> _AVAILABLE RECORDS_:
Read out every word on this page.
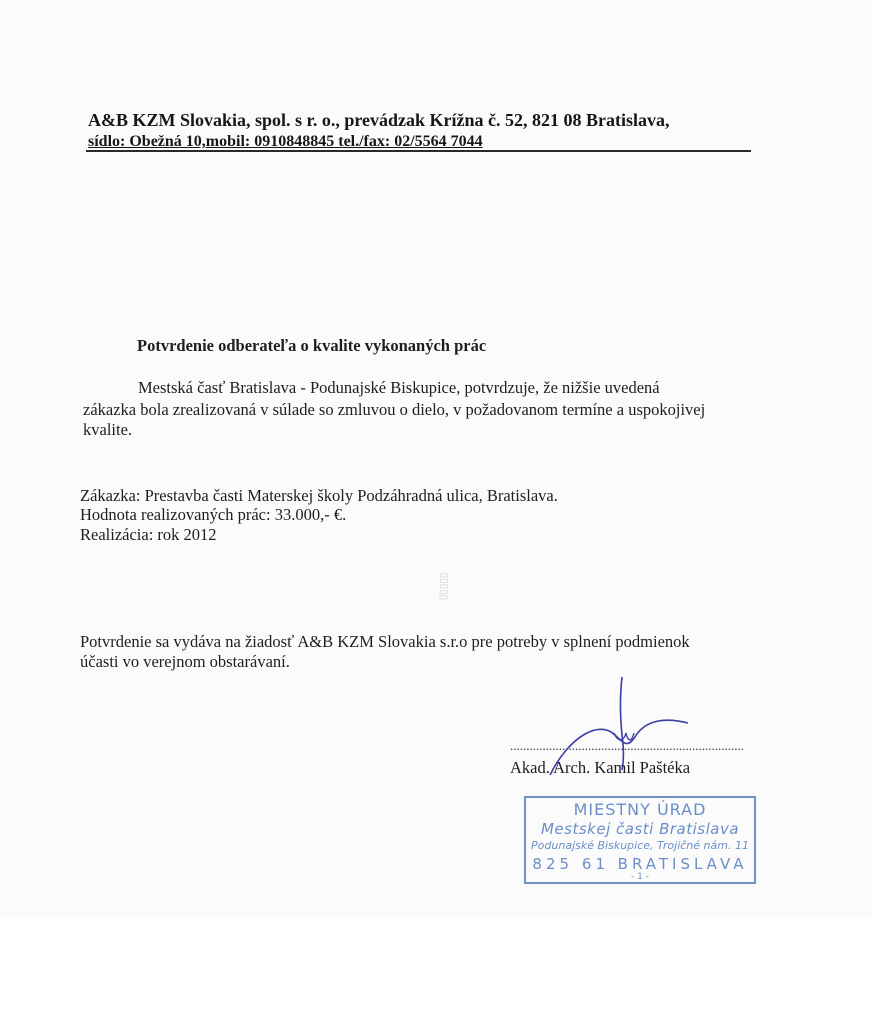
A&B KZM Slovakia, spol. s r. o., prevádzak Krížna č. 52, 821 08 Bratislava,
sídlo: Obežná 10,mobil: 0910848845 tel./fax: 02/5564 7044
Potvrdenie odberateľa o kvalite vykonaných prác
Mestská časť Bratislava - Podunajské Biskupice, potvrdzuje, že nižšie uvedená
zákazka bola zrealizovaná v súlade so zmluvou o dielo, v požadovanom termíne a uspokojivej
kvalite.
Zákazka: Prestavba časti Materskej školy Podzáhradná ulica, Bratislava.
Hodnota realizovaných prác: 33.000,- €.
Realizácia: rok 2012
▯▯▯▯▯
Potvrdenie sa vydáva na žiadosť A&B KZM Slovakia s.r.o pre potreby v splnení podmienok
účasti vo verejnom obstarávaní.
........................................................................
Akad. Arch. Kamil Paštéka
MIESTNY ÚRAD
Mestskej časti Bratislava
Podunajské Biskupice, Trojičné nám. 11
825 61 BRATISLAVA
- 1 -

> _PROBLEM TO SOLVE_:
Extract lines where the string "kvalite" occurs.

> _EXERCISE OUTPUT_:
Potvrdenie odberateľa o kvalite vykonaných prác
kvalite.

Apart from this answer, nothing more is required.